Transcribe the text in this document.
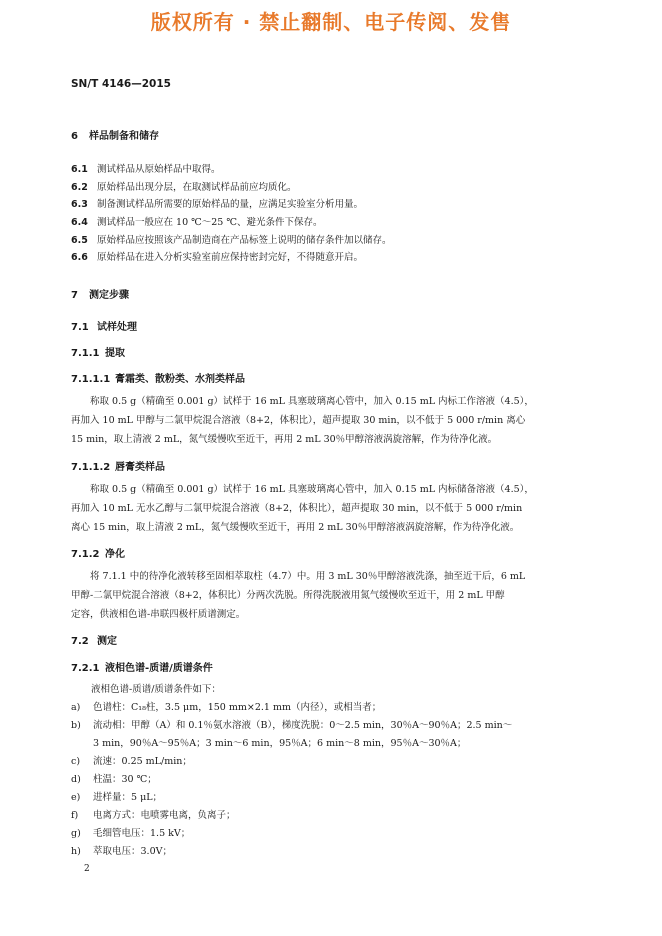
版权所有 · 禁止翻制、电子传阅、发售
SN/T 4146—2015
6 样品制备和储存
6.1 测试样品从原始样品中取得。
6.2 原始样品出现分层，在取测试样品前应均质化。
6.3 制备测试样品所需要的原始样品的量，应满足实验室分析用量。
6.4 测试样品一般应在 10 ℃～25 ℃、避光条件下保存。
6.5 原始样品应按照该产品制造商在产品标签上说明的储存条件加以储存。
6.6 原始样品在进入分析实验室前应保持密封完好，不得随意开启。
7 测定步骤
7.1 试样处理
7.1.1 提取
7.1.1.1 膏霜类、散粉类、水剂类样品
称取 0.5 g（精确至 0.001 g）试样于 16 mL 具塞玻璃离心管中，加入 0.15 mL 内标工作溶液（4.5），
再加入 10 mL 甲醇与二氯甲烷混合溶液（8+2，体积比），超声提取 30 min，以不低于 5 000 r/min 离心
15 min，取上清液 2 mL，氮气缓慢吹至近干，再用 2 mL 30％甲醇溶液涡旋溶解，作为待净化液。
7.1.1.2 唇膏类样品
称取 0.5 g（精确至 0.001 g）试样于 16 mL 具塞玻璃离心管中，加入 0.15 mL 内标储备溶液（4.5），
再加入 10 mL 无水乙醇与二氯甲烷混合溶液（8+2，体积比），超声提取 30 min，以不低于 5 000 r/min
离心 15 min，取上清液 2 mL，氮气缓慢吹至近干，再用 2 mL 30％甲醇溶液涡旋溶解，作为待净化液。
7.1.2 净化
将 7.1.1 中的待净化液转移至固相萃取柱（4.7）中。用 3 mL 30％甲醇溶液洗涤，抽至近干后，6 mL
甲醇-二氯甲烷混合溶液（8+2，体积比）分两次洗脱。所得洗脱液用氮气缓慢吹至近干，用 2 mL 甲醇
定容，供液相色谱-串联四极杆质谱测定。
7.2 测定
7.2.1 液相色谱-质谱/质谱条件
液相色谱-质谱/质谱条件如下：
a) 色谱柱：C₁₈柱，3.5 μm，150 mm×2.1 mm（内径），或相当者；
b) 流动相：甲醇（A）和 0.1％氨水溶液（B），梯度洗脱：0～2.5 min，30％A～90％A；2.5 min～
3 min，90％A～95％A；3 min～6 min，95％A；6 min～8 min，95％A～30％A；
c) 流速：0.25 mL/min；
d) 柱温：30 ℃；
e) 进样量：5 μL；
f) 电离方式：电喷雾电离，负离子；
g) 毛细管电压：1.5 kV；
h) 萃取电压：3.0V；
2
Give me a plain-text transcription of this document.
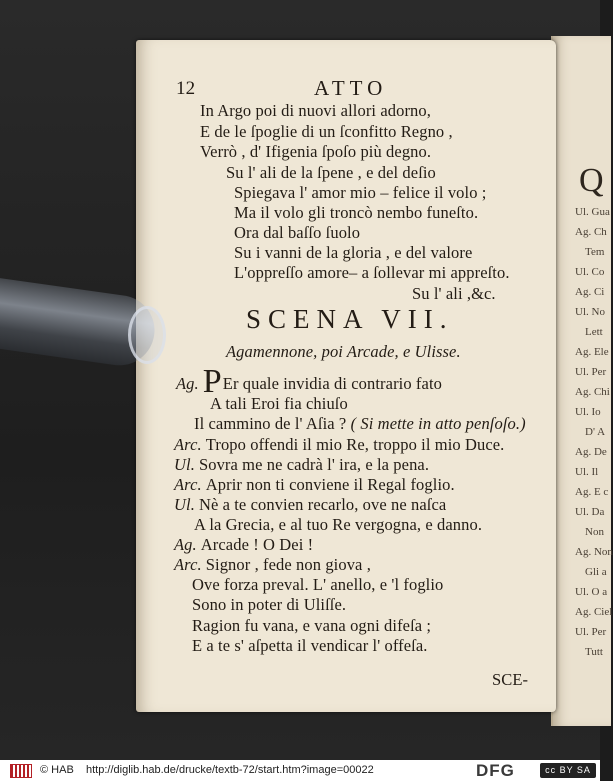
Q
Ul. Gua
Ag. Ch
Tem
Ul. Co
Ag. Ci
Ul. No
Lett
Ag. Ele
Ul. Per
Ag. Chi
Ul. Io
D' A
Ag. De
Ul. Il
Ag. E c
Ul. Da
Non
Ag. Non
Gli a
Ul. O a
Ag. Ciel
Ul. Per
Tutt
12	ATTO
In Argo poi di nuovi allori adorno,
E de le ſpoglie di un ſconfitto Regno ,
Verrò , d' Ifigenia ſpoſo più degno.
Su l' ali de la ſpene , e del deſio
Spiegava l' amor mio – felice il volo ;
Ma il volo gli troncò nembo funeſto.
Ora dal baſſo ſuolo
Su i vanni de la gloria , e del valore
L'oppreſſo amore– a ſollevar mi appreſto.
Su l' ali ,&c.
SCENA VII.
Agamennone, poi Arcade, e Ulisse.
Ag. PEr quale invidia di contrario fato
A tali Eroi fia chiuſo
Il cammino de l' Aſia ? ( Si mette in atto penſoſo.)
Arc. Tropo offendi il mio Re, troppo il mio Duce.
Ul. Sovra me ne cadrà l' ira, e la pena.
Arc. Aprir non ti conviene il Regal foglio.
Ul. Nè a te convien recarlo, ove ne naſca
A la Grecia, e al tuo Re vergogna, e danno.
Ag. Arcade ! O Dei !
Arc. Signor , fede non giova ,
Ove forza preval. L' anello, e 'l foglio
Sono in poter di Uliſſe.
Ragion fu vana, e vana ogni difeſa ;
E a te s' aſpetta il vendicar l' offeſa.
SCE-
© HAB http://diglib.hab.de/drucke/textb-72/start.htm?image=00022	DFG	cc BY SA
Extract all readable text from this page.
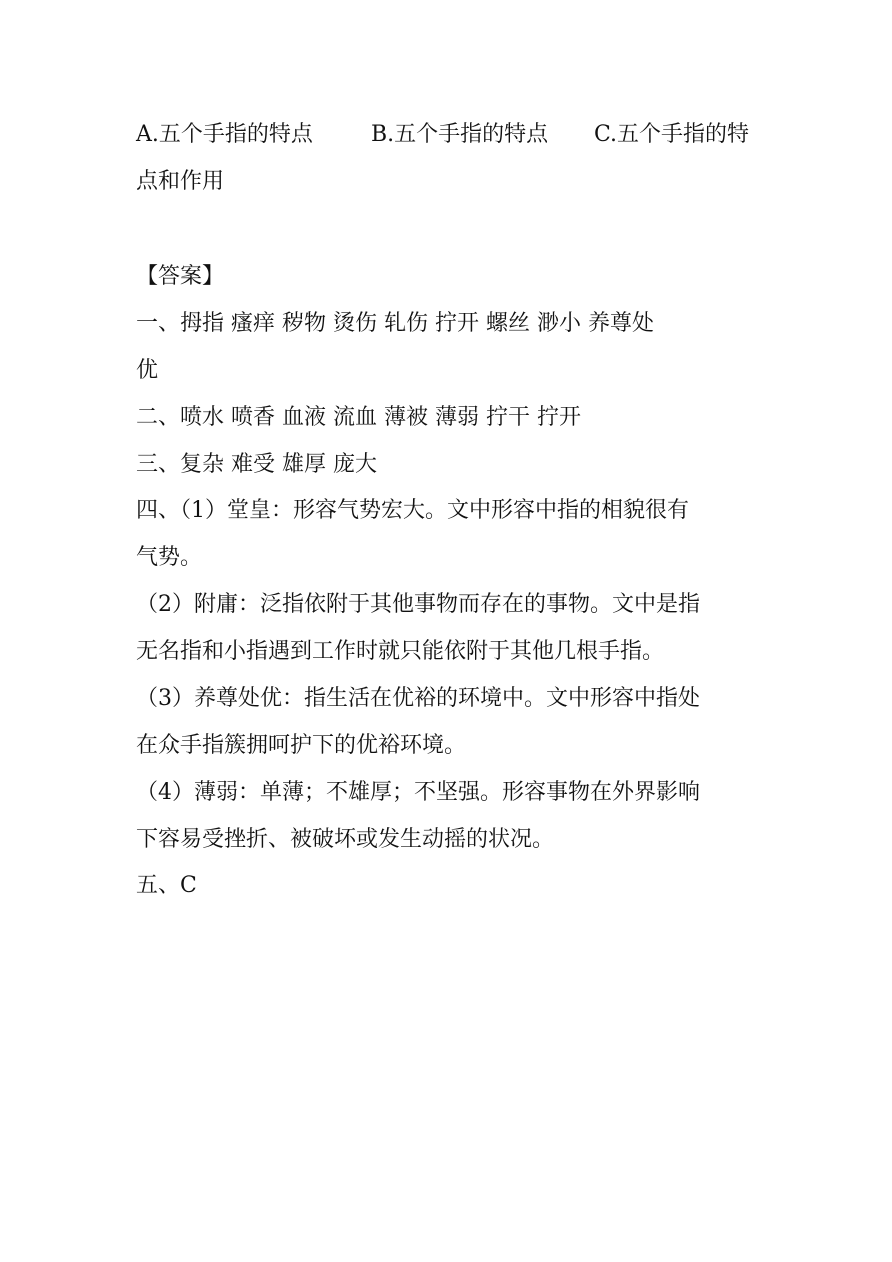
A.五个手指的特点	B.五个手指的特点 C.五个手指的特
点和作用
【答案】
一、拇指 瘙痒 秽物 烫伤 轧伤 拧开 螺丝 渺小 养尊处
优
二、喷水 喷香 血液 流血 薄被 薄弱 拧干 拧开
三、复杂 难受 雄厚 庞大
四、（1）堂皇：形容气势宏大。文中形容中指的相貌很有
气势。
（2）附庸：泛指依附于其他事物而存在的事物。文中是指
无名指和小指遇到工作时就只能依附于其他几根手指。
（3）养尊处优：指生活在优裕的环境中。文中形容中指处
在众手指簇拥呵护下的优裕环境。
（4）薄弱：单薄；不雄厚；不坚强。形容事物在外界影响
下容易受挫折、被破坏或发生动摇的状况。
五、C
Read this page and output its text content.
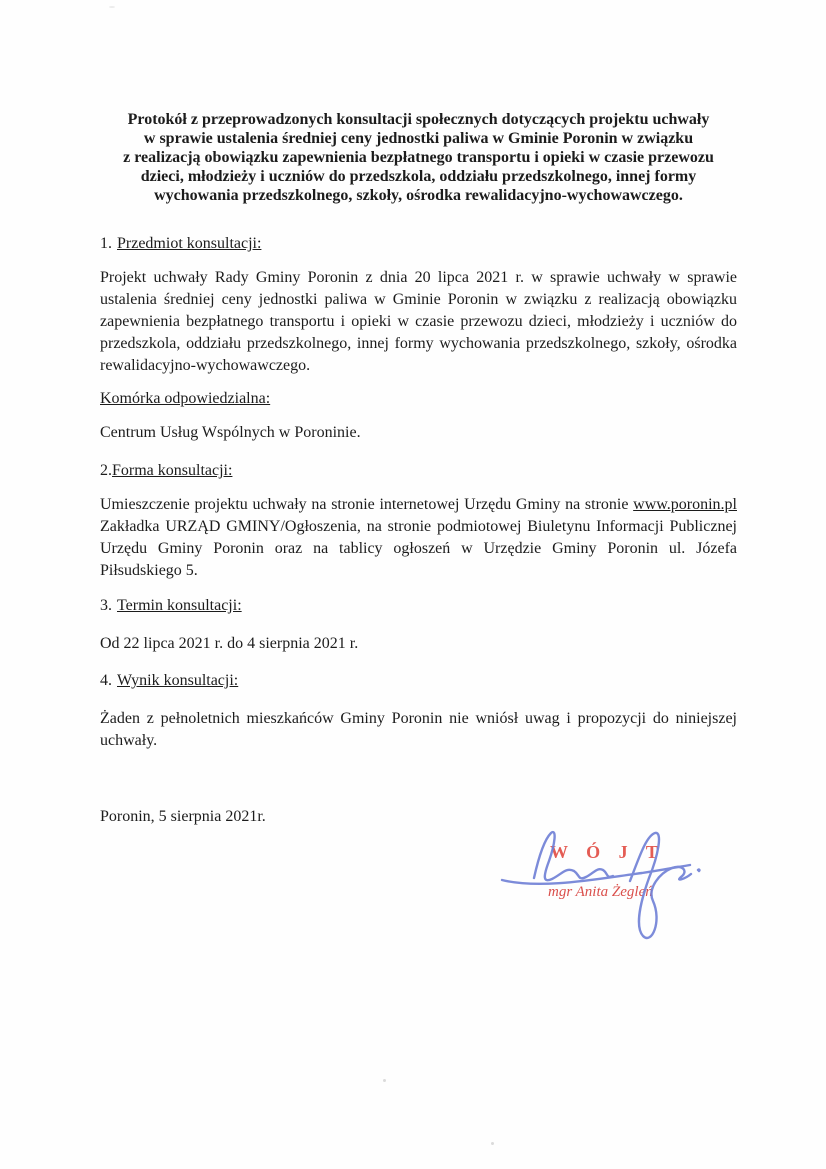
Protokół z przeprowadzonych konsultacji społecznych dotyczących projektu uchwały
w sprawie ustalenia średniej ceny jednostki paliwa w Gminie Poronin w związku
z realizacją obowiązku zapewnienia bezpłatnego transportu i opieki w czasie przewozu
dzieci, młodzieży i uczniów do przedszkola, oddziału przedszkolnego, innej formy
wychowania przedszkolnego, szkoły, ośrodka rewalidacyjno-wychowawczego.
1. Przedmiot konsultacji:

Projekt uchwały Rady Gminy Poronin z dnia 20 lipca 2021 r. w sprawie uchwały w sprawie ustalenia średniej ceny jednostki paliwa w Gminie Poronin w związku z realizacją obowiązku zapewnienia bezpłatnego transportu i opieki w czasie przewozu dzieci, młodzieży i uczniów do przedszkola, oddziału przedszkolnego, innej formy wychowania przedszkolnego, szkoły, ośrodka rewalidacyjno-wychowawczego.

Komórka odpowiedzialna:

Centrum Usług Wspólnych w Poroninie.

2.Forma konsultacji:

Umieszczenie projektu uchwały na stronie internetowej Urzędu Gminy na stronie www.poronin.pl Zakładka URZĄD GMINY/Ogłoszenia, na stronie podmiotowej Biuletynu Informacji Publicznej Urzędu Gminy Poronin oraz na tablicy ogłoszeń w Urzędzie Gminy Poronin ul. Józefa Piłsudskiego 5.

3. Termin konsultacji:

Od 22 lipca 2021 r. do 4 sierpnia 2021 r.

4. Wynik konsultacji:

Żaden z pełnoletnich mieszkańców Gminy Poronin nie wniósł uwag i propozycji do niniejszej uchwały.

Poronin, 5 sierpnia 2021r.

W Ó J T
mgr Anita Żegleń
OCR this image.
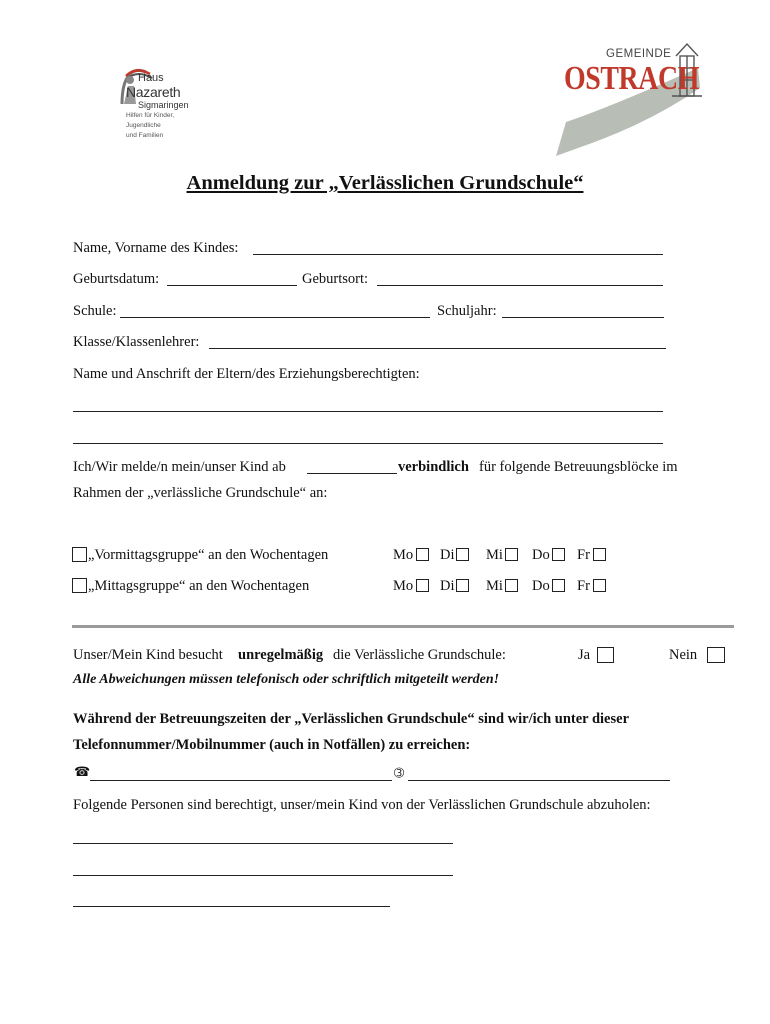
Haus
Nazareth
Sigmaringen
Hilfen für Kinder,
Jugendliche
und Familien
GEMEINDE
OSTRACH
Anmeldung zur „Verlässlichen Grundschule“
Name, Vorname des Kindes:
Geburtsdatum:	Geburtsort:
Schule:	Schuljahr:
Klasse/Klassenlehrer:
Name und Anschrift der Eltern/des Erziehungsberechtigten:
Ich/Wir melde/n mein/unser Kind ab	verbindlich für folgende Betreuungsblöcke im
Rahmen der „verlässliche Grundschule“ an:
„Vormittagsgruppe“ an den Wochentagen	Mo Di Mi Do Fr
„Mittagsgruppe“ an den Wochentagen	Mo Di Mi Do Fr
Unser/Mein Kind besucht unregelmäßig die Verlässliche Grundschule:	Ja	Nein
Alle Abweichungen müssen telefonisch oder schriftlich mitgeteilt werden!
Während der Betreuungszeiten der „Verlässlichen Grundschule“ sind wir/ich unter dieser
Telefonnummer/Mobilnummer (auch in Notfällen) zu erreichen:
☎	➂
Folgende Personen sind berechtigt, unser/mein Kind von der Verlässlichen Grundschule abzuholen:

----------------------------------------

**Your objective**
Search the data for "obowiązku". Copy every matching line.

**Full response**
z realizacją obowiązku zapewnienia bezpłatnego transportu i opieki w czasie przewozu
Projekt uchwały Rady Gminy Poronin z dnia 20 lipca 2021 r. w sprawie uchwały w sprawie ustalenia średniej ceny jednostki paliwa w Gminie Poronin w związku z realizacją obowiązku zapewnienia bezpłatnego transportu i opieki w czasie przewozu dzieci, młodzieży i uczniów do przedszkola, oddziału przedszkolnego, innej formy wychowania przedszkolnego, szkoły, ośrodka rewalidacyjno-wychowawczego.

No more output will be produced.